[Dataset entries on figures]

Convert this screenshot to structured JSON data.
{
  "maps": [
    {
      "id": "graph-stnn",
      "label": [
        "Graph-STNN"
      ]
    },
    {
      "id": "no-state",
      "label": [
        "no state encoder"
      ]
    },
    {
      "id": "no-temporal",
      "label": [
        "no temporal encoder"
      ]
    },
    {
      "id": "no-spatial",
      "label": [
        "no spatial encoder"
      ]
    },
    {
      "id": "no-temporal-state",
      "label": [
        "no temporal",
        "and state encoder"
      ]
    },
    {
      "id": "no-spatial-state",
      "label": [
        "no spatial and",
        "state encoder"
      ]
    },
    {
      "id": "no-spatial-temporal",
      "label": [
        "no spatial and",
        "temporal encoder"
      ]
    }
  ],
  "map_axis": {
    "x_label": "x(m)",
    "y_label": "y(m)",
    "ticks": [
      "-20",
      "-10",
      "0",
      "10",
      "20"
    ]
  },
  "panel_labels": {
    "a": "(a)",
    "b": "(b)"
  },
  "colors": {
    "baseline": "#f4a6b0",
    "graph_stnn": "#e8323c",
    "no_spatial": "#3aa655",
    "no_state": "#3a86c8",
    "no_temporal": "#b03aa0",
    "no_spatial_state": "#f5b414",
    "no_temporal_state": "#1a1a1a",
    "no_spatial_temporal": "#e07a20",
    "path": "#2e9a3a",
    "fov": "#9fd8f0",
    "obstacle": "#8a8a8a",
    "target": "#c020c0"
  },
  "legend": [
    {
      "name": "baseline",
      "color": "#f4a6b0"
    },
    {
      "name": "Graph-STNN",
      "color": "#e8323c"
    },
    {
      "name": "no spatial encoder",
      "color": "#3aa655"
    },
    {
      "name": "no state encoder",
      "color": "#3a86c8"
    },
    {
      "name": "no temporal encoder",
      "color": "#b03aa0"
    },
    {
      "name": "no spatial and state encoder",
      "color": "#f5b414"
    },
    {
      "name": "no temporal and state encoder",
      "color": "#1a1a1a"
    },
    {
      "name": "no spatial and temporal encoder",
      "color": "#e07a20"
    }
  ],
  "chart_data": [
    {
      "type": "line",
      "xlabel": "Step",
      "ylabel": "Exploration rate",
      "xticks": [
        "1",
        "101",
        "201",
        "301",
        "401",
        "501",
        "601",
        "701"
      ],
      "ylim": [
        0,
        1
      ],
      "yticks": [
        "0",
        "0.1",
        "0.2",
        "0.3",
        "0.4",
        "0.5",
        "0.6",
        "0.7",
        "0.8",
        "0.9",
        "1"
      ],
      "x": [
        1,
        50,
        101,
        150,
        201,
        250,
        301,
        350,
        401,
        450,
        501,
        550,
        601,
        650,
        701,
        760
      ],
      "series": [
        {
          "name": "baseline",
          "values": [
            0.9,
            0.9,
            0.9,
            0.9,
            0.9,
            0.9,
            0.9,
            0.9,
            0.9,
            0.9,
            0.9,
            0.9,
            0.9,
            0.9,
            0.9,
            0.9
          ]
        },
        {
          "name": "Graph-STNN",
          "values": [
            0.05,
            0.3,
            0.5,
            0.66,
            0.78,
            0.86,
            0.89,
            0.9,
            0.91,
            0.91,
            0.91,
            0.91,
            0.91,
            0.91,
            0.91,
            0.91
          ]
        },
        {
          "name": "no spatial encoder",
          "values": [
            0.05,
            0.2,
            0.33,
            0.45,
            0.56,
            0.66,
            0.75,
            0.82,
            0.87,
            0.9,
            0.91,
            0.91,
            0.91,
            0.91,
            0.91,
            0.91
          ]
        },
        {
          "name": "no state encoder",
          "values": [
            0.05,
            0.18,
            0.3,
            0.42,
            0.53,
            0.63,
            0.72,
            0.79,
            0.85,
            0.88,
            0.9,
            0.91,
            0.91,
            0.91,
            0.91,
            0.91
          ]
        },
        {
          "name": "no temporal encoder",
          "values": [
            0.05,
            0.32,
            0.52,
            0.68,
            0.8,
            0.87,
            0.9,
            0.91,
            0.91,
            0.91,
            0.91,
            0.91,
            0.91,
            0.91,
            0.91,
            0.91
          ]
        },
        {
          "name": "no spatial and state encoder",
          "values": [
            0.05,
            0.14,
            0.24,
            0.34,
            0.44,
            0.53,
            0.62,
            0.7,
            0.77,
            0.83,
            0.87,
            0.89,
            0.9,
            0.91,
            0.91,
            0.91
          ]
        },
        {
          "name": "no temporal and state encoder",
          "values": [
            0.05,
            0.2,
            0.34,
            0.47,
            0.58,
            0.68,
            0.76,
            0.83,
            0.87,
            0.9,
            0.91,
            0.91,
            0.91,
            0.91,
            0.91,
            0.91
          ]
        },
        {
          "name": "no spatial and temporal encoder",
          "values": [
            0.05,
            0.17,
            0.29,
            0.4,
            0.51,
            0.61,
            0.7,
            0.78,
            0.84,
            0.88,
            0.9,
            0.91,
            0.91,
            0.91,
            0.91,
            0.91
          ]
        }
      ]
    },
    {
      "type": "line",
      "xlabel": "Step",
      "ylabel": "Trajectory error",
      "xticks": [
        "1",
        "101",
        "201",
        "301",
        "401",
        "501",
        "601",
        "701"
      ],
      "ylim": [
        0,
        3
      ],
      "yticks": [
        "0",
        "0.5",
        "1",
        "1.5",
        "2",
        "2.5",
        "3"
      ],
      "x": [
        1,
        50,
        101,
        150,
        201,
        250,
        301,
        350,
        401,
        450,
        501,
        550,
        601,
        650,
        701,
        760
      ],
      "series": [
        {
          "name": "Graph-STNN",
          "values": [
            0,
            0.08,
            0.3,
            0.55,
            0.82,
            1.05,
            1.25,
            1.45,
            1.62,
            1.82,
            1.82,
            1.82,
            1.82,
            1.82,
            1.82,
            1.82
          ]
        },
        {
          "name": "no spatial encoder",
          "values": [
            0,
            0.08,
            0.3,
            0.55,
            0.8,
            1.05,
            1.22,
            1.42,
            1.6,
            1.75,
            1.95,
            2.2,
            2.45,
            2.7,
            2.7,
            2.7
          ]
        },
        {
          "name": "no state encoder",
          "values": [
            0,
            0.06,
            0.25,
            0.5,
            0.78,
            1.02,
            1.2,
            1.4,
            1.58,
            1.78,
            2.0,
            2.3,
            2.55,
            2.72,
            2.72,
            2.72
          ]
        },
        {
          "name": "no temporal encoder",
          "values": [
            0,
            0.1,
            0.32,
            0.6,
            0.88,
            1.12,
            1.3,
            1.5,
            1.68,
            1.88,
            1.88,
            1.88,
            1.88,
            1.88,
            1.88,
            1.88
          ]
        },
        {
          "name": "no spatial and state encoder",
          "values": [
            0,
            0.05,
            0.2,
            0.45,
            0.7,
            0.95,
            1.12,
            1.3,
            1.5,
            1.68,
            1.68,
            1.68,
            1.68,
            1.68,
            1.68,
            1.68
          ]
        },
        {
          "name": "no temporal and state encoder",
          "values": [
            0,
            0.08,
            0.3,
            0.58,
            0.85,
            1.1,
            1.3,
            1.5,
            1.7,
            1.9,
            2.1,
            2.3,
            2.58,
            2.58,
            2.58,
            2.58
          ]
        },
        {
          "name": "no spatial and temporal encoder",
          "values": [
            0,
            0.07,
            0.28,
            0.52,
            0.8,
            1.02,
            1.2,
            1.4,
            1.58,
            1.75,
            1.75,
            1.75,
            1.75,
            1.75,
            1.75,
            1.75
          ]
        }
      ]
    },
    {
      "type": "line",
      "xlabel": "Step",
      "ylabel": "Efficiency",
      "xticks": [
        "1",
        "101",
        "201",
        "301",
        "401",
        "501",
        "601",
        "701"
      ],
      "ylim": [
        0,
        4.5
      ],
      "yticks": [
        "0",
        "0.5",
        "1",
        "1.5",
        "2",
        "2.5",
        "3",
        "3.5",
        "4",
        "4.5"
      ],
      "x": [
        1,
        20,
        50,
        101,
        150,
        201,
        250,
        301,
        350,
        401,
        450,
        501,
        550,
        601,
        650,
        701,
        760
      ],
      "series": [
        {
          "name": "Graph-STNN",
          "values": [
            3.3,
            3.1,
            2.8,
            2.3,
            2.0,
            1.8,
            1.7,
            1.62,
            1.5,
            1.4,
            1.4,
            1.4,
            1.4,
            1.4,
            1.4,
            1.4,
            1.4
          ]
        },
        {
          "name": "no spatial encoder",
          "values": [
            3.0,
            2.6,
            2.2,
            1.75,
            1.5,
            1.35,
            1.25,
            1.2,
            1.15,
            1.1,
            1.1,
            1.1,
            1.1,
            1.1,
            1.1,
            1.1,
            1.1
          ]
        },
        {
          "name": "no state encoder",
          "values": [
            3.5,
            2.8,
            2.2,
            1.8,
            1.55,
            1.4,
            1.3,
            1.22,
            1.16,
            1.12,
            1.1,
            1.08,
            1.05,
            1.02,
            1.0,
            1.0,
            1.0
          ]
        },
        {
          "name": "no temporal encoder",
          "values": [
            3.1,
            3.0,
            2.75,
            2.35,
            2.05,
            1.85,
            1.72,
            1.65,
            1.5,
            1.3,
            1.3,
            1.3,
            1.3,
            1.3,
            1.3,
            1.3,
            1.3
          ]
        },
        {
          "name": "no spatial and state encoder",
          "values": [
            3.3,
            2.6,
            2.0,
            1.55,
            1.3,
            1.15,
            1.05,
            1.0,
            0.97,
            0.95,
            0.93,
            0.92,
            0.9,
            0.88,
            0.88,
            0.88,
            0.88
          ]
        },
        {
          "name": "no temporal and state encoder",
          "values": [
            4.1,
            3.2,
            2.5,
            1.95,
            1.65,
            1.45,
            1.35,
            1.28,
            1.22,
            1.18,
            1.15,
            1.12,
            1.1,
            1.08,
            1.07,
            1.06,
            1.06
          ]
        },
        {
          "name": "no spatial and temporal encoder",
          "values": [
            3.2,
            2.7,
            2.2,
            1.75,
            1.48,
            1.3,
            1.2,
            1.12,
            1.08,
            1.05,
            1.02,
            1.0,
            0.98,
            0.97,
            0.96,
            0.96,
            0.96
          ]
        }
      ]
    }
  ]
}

**Requirement**. Report each line of the material above where the word "baseline" appears.

**Final result**.
    "baseline": "#f4a6b0",
      "name": "baseline",
          "name": "baseline",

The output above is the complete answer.